***** Material for this exercise
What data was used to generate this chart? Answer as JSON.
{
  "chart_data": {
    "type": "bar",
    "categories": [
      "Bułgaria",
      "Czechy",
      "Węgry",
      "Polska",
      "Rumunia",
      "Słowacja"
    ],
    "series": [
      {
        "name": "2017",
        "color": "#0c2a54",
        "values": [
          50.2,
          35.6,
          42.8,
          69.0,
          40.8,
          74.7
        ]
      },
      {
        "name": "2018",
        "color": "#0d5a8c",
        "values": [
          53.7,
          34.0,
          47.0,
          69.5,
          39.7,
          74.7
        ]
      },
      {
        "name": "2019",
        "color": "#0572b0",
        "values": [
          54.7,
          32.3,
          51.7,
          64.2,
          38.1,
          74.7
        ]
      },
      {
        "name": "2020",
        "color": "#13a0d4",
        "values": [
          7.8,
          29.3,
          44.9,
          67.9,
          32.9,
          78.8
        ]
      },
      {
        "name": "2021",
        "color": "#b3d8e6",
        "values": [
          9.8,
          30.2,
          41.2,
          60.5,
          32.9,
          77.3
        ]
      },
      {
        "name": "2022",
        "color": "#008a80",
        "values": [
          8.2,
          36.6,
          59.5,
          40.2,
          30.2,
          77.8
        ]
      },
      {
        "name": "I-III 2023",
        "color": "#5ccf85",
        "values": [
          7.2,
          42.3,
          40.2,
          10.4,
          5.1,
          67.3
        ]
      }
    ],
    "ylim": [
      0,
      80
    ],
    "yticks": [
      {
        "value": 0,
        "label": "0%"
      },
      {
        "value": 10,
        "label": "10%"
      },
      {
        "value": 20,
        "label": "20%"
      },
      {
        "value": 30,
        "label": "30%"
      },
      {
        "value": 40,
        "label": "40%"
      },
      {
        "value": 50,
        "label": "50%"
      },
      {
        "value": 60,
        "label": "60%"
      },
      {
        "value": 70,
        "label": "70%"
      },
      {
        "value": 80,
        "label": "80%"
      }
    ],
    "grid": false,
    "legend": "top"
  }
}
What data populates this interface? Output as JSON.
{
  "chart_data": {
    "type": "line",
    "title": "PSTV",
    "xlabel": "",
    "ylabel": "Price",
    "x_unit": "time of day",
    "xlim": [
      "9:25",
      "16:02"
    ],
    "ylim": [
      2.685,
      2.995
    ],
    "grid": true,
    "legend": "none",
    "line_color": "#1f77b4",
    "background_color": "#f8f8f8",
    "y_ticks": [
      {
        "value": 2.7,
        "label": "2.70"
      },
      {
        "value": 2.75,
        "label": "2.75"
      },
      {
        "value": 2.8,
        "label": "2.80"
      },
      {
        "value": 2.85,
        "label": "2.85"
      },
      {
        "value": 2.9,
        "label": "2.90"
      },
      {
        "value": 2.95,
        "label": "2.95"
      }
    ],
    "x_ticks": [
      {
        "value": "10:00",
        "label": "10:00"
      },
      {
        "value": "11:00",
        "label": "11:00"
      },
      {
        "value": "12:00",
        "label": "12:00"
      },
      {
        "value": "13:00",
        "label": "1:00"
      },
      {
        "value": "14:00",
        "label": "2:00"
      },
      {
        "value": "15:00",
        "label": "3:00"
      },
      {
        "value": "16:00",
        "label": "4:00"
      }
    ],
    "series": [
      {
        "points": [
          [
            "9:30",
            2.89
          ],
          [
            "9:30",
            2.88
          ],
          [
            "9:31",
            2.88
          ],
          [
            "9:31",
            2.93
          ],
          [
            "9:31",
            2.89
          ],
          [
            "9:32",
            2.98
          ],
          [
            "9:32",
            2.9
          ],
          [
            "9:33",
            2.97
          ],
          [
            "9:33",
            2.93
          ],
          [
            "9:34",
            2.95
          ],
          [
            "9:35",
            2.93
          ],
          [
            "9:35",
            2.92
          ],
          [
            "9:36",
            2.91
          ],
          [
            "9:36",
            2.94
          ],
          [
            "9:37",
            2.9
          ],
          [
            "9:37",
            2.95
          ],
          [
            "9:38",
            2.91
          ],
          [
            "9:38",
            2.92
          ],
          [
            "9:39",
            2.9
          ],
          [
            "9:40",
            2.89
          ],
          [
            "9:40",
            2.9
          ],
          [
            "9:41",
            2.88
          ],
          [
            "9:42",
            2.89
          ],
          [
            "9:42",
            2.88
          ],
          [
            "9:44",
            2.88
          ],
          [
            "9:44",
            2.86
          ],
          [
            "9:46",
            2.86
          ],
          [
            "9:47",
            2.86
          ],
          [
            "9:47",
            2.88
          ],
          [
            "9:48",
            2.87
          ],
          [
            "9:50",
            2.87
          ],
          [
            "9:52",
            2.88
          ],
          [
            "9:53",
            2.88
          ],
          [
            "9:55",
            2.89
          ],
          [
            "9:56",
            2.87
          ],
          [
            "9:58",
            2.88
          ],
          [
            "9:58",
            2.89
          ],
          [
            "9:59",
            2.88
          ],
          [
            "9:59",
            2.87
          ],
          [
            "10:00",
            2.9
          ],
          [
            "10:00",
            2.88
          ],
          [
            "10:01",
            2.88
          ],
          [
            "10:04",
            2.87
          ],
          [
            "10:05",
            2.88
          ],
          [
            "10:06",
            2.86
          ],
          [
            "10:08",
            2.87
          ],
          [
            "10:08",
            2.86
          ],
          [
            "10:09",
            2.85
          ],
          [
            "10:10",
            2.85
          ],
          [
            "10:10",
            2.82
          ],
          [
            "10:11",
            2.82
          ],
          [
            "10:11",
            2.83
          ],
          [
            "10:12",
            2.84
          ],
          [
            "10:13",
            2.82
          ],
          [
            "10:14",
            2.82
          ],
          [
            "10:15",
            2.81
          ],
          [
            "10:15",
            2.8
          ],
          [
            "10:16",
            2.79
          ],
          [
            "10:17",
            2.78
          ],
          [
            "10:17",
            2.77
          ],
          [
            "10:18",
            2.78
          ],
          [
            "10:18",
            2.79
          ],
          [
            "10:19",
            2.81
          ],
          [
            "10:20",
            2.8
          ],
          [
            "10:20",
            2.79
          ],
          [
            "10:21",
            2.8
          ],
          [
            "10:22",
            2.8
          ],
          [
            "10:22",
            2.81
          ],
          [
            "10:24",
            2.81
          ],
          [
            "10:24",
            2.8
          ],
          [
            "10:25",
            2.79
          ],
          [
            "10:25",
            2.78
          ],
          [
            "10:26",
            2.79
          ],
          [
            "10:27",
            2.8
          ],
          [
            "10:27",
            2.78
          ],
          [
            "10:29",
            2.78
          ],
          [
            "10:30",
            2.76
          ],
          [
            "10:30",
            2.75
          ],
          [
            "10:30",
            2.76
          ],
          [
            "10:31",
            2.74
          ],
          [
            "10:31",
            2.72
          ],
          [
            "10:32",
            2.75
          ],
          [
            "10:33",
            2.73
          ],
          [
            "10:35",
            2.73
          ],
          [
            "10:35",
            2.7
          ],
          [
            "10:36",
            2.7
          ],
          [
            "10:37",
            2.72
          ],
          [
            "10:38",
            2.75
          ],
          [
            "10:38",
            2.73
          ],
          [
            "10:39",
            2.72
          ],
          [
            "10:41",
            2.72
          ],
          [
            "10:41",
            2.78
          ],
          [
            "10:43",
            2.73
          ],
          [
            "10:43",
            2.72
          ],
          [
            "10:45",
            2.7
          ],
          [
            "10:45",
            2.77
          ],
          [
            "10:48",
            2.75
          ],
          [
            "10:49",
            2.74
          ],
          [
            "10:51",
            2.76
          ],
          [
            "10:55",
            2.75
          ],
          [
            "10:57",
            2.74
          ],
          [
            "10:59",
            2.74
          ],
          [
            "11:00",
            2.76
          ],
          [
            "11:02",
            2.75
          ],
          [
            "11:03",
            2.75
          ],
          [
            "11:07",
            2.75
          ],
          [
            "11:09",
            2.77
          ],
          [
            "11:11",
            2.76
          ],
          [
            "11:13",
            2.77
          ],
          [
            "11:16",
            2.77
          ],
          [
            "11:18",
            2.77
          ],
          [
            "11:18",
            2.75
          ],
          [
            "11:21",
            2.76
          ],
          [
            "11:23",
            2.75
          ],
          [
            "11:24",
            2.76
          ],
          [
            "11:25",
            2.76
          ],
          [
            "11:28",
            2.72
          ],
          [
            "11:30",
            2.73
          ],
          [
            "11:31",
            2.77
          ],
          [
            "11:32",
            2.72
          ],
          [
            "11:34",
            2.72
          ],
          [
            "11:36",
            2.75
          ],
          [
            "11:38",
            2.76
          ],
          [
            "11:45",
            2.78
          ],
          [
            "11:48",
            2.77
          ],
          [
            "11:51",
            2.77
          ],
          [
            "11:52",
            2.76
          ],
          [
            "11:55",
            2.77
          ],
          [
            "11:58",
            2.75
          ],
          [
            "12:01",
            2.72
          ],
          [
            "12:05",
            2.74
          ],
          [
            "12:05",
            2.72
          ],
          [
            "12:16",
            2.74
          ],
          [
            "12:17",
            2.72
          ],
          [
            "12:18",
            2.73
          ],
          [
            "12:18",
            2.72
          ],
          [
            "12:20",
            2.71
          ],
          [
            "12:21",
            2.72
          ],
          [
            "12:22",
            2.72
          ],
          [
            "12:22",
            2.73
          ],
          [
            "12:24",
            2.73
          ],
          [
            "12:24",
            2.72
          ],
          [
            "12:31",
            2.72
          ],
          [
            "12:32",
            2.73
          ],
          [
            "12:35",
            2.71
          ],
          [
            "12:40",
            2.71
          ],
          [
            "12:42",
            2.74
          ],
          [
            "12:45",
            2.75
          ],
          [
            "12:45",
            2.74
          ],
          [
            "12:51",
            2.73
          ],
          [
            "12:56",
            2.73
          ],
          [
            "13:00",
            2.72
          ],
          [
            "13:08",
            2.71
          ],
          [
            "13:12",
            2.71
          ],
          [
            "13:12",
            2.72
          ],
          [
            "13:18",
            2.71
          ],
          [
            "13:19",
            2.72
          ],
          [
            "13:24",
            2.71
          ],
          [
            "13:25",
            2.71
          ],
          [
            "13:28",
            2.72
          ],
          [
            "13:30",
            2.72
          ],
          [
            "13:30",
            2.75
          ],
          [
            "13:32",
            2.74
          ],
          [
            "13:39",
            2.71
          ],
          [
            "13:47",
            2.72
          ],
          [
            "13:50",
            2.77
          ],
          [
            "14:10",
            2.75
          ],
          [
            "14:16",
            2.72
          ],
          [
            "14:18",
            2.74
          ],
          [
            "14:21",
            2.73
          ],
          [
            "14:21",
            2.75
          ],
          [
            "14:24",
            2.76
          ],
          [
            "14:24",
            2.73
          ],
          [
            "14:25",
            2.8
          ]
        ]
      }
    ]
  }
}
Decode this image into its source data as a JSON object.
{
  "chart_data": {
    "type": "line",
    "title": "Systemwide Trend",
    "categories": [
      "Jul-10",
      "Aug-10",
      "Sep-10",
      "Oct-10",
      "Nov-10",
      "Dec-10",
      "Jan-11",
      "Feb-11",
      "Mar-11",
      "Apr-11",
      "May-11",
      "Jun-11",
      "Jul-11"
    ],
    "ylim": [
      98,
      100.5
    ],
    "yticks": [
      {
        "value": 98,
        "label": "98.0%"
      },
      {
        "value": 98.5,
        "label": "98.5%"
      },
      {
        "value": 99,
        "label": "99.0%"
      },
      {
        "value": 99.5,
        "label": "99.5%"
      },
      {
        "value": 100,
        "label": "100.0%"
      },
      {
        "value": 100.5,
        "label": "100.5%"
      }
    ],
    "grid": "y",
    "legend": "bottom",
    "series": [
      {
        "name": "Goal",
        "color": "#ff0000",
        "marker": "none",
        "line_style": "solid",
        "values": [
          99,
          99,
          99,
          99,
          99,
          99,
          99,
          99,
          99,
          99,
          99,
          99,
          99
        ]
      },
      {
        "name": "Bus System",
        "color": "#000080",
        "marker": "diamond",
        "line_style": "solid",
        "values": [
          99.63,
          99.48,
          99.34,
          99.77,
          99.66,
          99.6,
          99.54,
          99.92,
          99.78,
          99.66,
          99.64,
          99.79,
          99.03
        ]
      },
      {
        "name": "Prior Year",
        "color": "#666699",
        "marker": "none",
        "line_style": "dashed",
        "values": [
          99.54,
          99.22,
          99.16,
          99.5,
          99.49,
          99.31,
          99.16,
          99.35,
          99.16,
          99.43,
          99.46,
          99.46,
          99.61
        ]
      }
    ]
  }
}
**********
Write the number of lines containing the word "JSON" and nothing besides it.

3